* START Data for processing *

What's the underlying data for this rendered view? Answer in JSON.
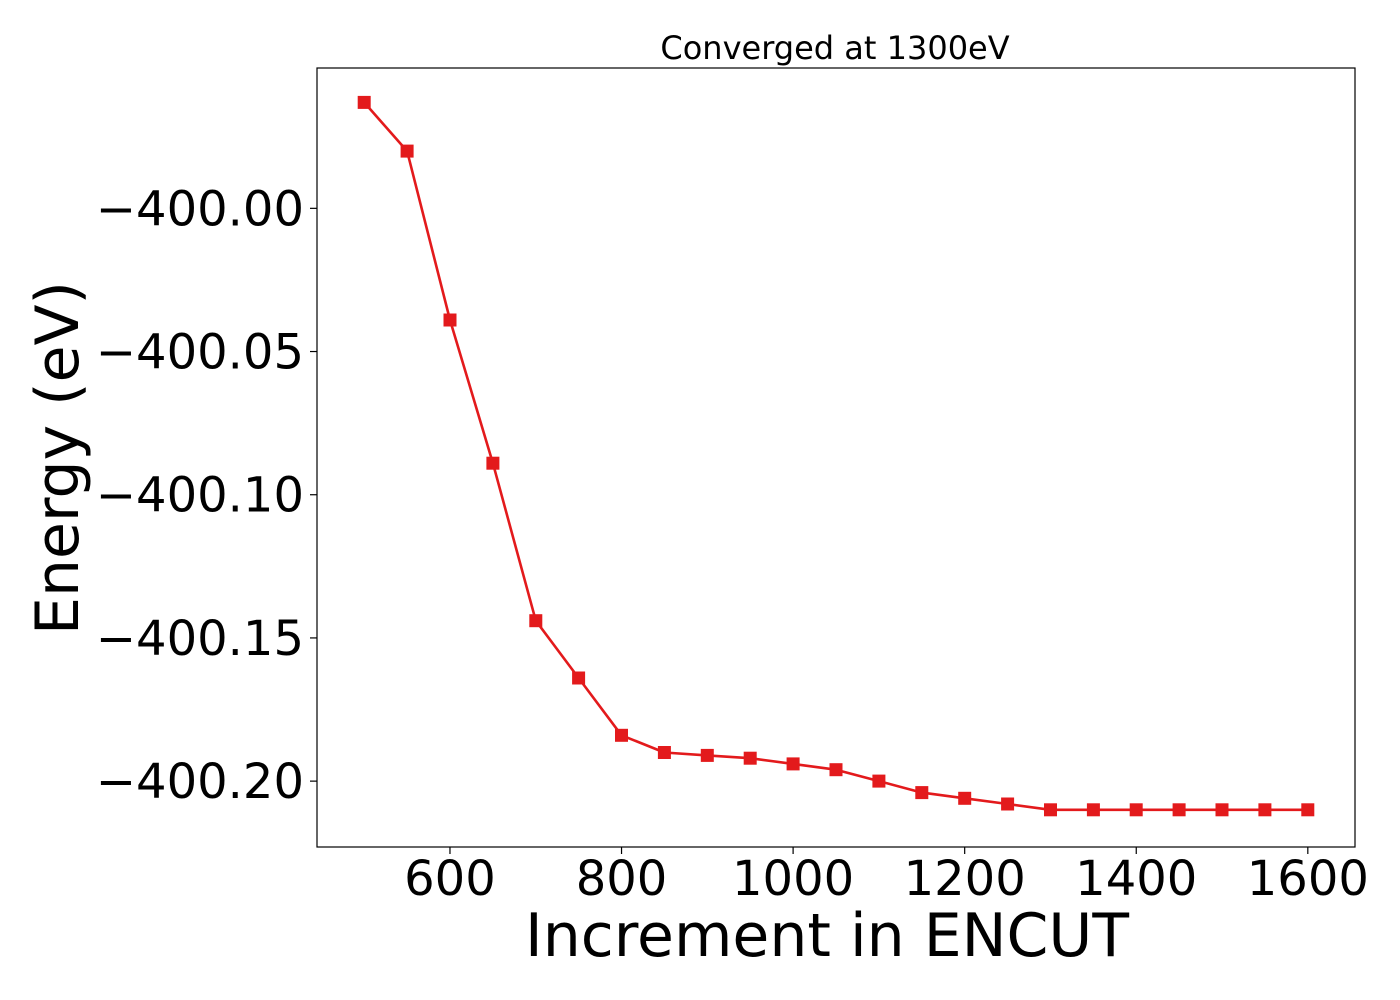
{
  "chart_data": {
    "type": "line",
    "title": "Converged at 1300eV",
    "xlabel": "Increment in ENCUT",
    "ylabel": "Energy (eV)",
    "xlim": [
      445,
      1655
    ],
    "ylim": [
      -400.223,
      -399.951
    ],
    "xticks": [
      600,
      800,
      1000,
      1200,
      1400,
      1600
    ],
    "xtick_labels": [
      "600",
      "800",
      "1000",
      "1200",
      "1400",
      "1600"
    ],
    "yticks": [
      -400.0,
      -400.05,
      -400.1,
      -400.15,
      -400.2
    ],
    "ytick_labels": [
      "−400.00",
      "−400.05",
      "−400.10",
      "−400.15",
      "−400.20"
    ],
    "grid": false,
    "series": [
      {
        "color": "#e31a1c",
        "marker": "square",
        "x": [
          500,
          550,
          600,
          650,
          700,
          750,
          800,
          850,
          900,
          950,
          1000,
          1050,
          1100,
          1150,
          1200,
          1250,
          1300,
          1350,
          1400,
          1450,
          1500,
          1550,
          1600
        ],
        "y": [
          -399.963,
          -399.98,
          -400.039,
          -400.089,
          -400.144,
          -400.164,
          -400.184,
          -400.19,
          -400.191,
          -400.192,
          -400.194,
          -400.196,
          -400.2,
          -400.204,
          -400.206,
          -400.208,
          -400.21,
          -400.21,
          -400.21,
          -400.21,
          -400.21,
          -400.21,
          -400.21
        ]
      }
    ]
  }
}
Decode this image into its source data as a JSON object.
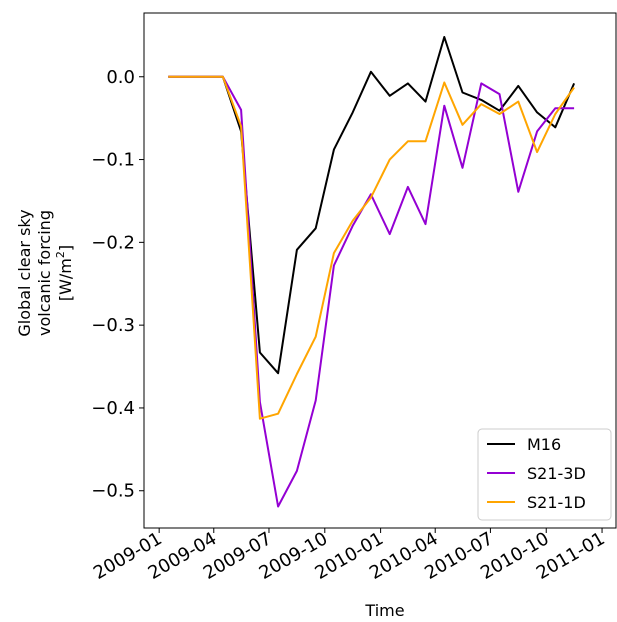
{
  "chart_data": {
    "type": "line",
    "xlabel": "Time",
    "ylabel_lines": [
      "Global clear sky",
      "volcanic forcing"
    ],
    "ylabel_unit": {
      "open": "[W/m",
      "sup": "2",
      "close": "]"
    },
    "ylim": [
      -0.545,
      0.077
    ],
    "xlim": [
      "2008-12-07",
      "2011-01-24"
    ],
    "y_ticks": [
      0.0,
      -0.1,
      -0.2,
      -0.3,
      -0.4,
      -0.5
    ],
    "y_tick_labels": [
      "0.0",
      "−0.1",
      "−0.2",
      "−0.3",
      "−0.4",
      "−0.5"
    ],
    "x_ticks": [
      "2009-01-01",
      "2009-04-01",
      "2009-07-01",
      "2009-10-01",
      "2010-01-01",
      "2010-04-01",
      "2010-07-01",
      "2010-10-01",
      "2011-01-01"
    ],
    "x_tick_labels": [
      "2009-01",
      "2009-04",
      "2009-07",
      "2009-10",
      "2010-01",
      "2010-04",
      "2010-07",
      "2010-10",
      "2011-01"
    ],
    "x": [
      "2009-01-16",
      "2009-02-15",
      "2009-03-16",
      "2009-04-16",
      "2009-05-16",
      "2009-06-16",
      "2009-07-16",
      "2009-08-16",
      "2009-09-16",
      "2009-10-16",
      "2009-11-16",
      "2009-12-16",
      "2010-01-16",
      "2010-02-15",
      "2010-03-16",
      "2010-04-16",
      "2010-05-16",
      "2010-06-16",
      "2010-07-16",
      "2010-08-16",
      "2010-09-16",
      "2010-10-16",
      "2010-11-16",
      "2010-12-16"
    ],
    "series": [
      {
        "name": "M16",
        "color": "#000000",
        "values": [
          0.0,
          0.0,
          0.0,
          0.0,
          -0.066,
          -0.333,
          -0.358,
          -0.209,
          -0.183,
          -0.088,
          -0.043,
          0.006,
          -0.023,
          -0.008,
          -0.03,
          0.048,
          -0.019,
          -0.028,
          -0.041,
          -0.011,
          -0.043,
          -0.061,
          -0.008,
          null
        ]
      },
      {
        "name": "S21-3D",
        "color": "#9400d3",
        "values": [
          0.0,
          0.0,
          0.0,
          0.0,
          -0.04,
          -0.393,
          -0.519,
          -0.476,
          -0.391,
          -0.228,
          -0.18,
          -0.142,
          -0.19,
          -0.133,
          -0.178,
          -0.035,
          -0.11,
          -0.008,
          -0.021,
          -0.139,
          -0.066,
          -0.038,
          -0.038,
          null
        ]
      },
      {
        "name": "S21-1D",
        "color": "#ffa500",
        "values": [
          0.0,
          0.0,
          0.0,
          0.0,
          -0.06,
          -0.413,
          -0.407,
          -0.359,
          -0.314,
          -0.213,
          -0.174,
          -0.146,
          -0.1,
          -0.078,
          -0.078,
          -0.007,
          -0.058,
          -0.033,
          -0.045,
          -0.03,
          -0.091,
          -0.045,
          -0.013,
          null
        ]
      }
    ],
    "legend": {
      "position": "lower right",
      "entries": [
        "M16",
        "S21-3D",
        "S21-1D"
      ]
    },
    "grid": false
  }
}
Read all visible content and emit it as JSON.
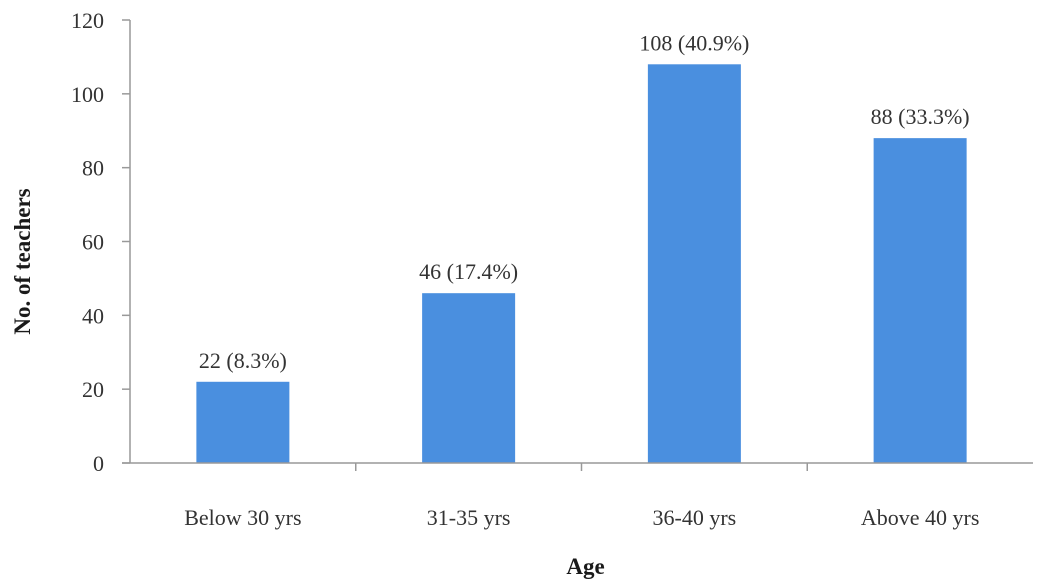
{
  "chart_data": {
    "type": "bar",
    "title": "",
    "xlabel": "Age",
    "ylabel": "No. of teachers",
    "categories": [
      "Below 30 yrs",
      "31-35 yrs",
      "36-40 yrs",
      "Above 40 yrs"
    ],
    "values": [
      22,
      46,
      108,
      88
    ],
    "data_labels": [
      "22 (8.3%)",
      "46 (17.4%)",
      "108 (40.9%)",
      "88 (33.3%)"
    ],
    "ylim": [
      0,
      120
    ],
    "yticks": [
      0,
      20,
      40,
      60,
      80,
      100,
      120
    ],
    "ytick_labels": [
      "0",
      "20",
      "40",
      "60",
      "80",
      "100",
      "120"
    ],
    "grid": false,
    "legend": "none",
    "bar_color": "#4a8fdf"
  }
}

* END Data for processing *

▶ Instructions for the task:
Find the lines with the string "this" and reproduce them.

▶ Finished task:
What's the underlying data for this rendered view? Answer in JSON.
Decode this image into its source data as a JSON object.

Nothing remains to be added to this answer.